Records from a data source:
——————

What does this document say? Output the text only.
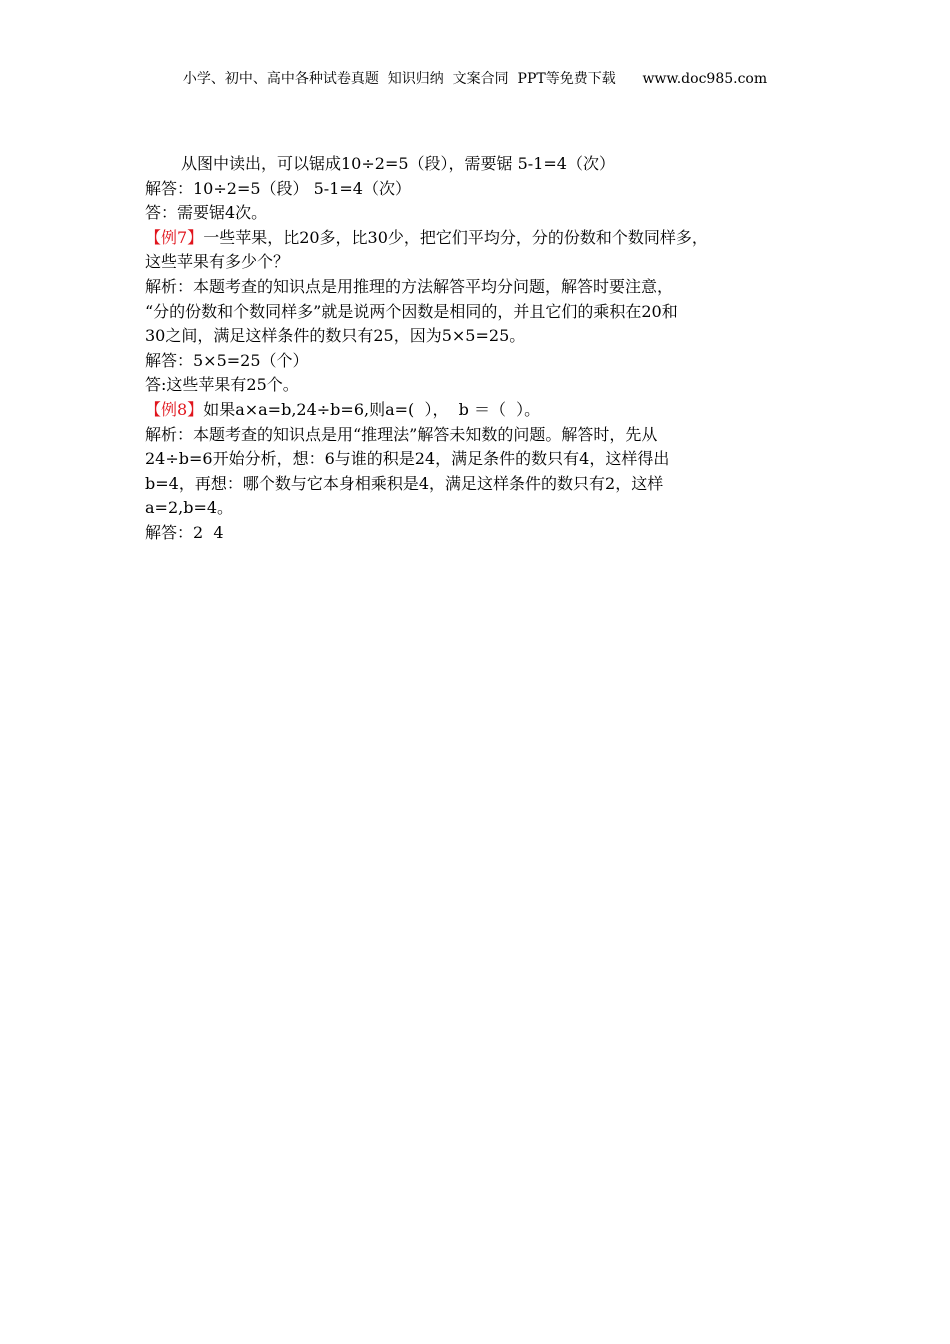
小学、初中、高中各种试卷真题  知识归纳  文案合同  PPT等免费下载      www.doc985.com
从图中读出，可以锯成10÷2=5（段），需要锯 5-1=4（次）
解答：10÷2=5（段） 5-1=4（次）
答：需要锯4次。
【例7】一些苹果，比20多，比30少，把它们平均分，分的份数和个数同样多，
这些苹果有多少个？
解析：本题考查的知识点是用推理的方法解答平均分问题，解答时要注意，
“分的份数和个数同样多”就是说两个因数是相同的，并且它们的乘积在20和
30之间，满足这样条件的数只有25，因为5×5=25。
解答：5×5=25（个）
答:这些苹果有25个。
【例8】如果a×a=b,24÷b=6,则a=(  ），  b ＝（  ）。
解析：本题考查的知识点是用“推理法”解答未知数的问题。解答时，先从
24÷b=6开始分析，想：6与谁的积是24，满足条件的数只有4，这样得出
b=4，再想：哪个数与它本身相乘积是4，满足这样条件的数只有2，这样
a=2,b=4。
解答：2  4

——————

EXERCISE DIRECTIONS: Skip the pictures and transcribe the rest of the records exactly.

SOLUTION:
What does this document say? Output the text only.
小学、初中、高中各种试卷真题  知识归纳  文案合同  PPT等免费下载      www.doc985.com
从图中读出，可以锯成10÷2=5（段），需要锯 5-1=4（次）
解答：10÷2=5（段） 5-1=4（次）
答：需要锯4次。
【例7】一些苹果，比20多，比30少，把它们平均分，分的份数和个数同样多，
这些苹果有多少个？
解析：本题考查的知识点是用推理的方法解答平均分问题，解答时要注意，
“分的份数和个数同样多”就是说两个因数是相同的，并且它们的乘积在20和
30之间，满足这样条件的数只有25，因为5×5=25。
解答：5×5=25（个）
答:这些苹果有25个。
【例8】如果a×a=b,24÷b=6,则a=(  ），  b ＝（  ）。
解析：本题考查的知识点是用“推理法”解答未知数的问题。解答时，先从
24÷b=6开始分析，想：6与谁的积是24，满足条件的数只有4，这样得出
b=4，再想：哪个数与它本身相乘积是4，满足这样条件的数只有2，这样
a=2,b=4。
解答：2  4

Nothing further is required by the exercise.